***** Data in this exercise *****

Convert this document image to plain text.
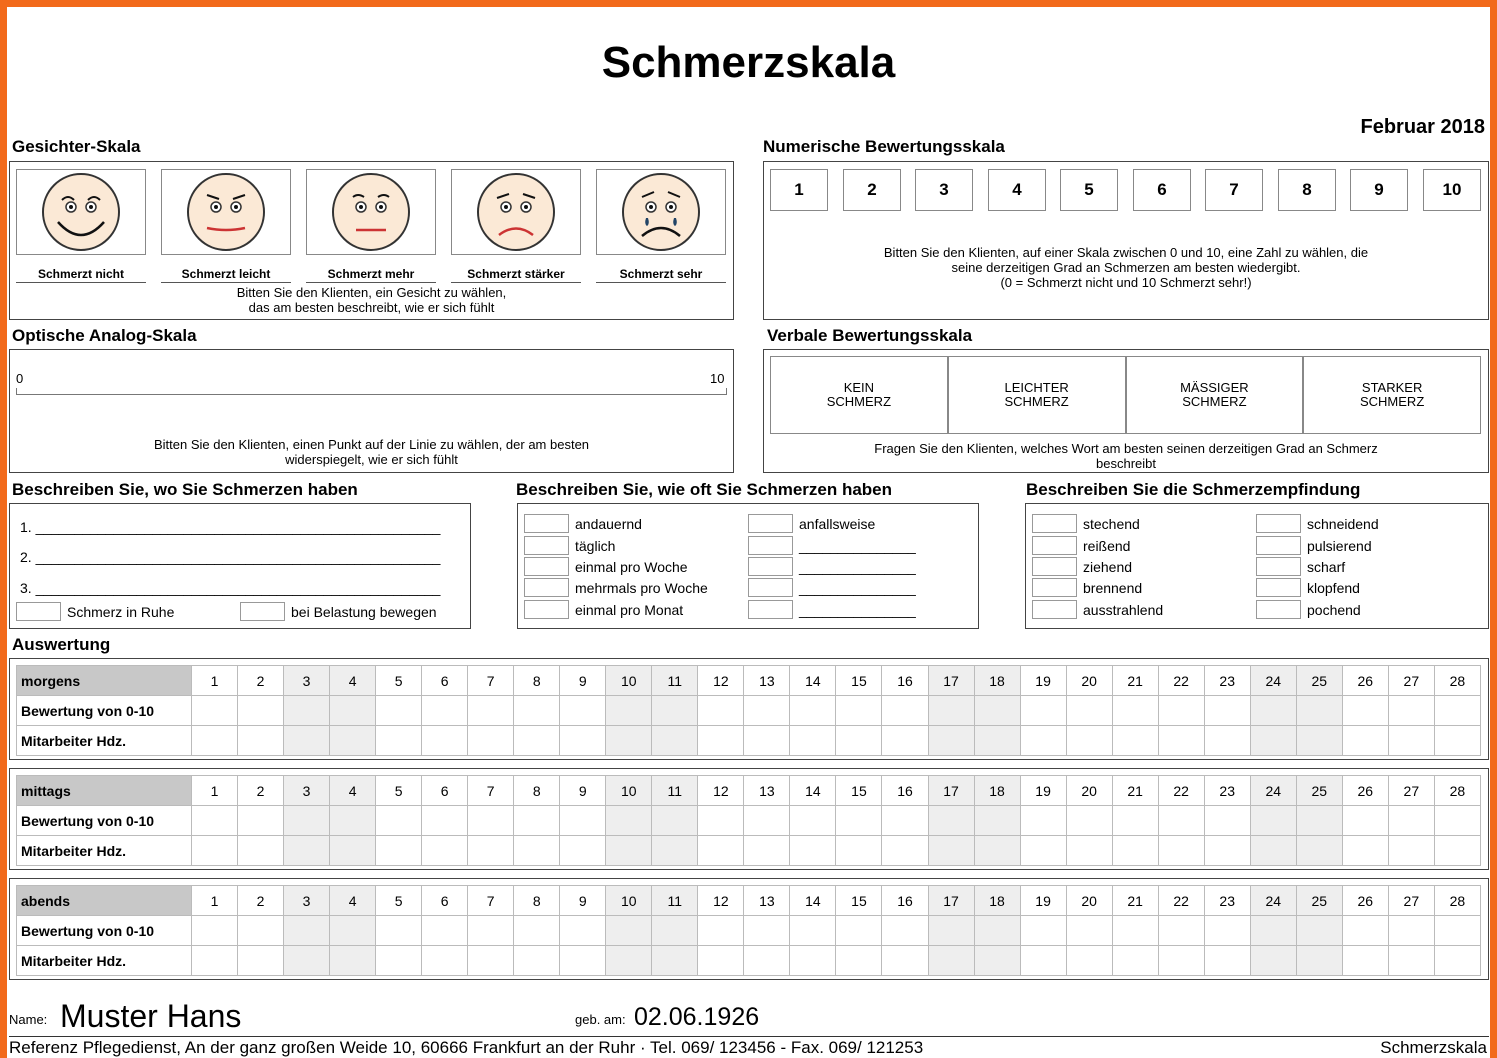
Schmerzskala
Februar 2018
Gesichter-Skala
Schmerzt nicht	Schmerzt leicht	Schmerzt mehr	Schmerzt stärker	Schmerzt sehr
Bitten Sie den Klienten, ein Gesicht zu wählen,
das am besten beschreibt, wie er sich fühlt
Numerische Bewertungsskala
1	2	3	4	5	6	7	8	9	10
Bitten Sie den Klienten, auf einer Skala zwischen 0 und 10, eine Zahl zu wählen, die
seine derzeitigen Grad an Schmerzen am besten wiedergibt.
(0 = Schmerzt nicht und 10 Schmerzt sehr!)
Optische Analog-Skala
0	10
Bitten Sie den Klienten, einen Punkt auf der Linie zu wählen, der am besten
widerspiegelt, wie er sich fühlt
Verbale Bewertungsskala
KEIN
SCHMERZ
LEICHTER
SCHMERZ
MÄSSIGER
SCHMERZ
STARKER
SCHMERZ
Fragen Sie den Klienten, welches Wort am besten seinen derzeitigen Grad an Schmerz
beschreibt
Beschreiben Sie, wo Sie Schmerzen haben
1. ____________________________________________________
2. ____________________________________________________
3. ____________________________________________________
Schmerz in Ruhe	bei Belastung bewegen
Beschreiben Sie, wie oft Sie Schmerzen haben
andauernd
täglich
einmal pro Woche
mehrmals pro Woche
einmal pro Monat
anfallsweise
_______________
_______________
_______________
_______________
Beschreiben Sie die Schmerzempfindung
stechend
reißend
ziehend
brennend
ausstrahlend
schneidend
pulsierend
scharf
klopfend
pochend
Auswertung
morgens	1	2	3	4	5	6	7	8	9	10	11	12	13	14	15	16	17	18	19	20	21	22	23	24	25	26	27	28
Bewertung von 0-10																												
Mitarbeiter Hdz.																												
mittags	1	2	3	4	5	6	7	8	9	10	11	12	13	14	15	16	17	18	19	20	21	22	23	24	25	26	27	28
Bewertung von 0-10																												
Mitarbeiter Hdz.																												
abends	1	2	3	4	5	6	7	8	9	10	11	12	13	14	15	16	17	18	19	20	21	22	23	24	25	26	27	28
Bewertung von 0-10																												
Mitarbeiter Hdz.																												
Name: Muster Hans	geb. am: 02.06.1926
Referenz Pflegedienst, An der ganz großen Weide 10, 60666 Frankfurt an der Ruhr · Tel. 069/ 123456 - Fax. 069/ 121253	Schmerzskala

*****

State how many lines of the listing include the word "Woche". Reply with the number alone.

--- Solution ---
2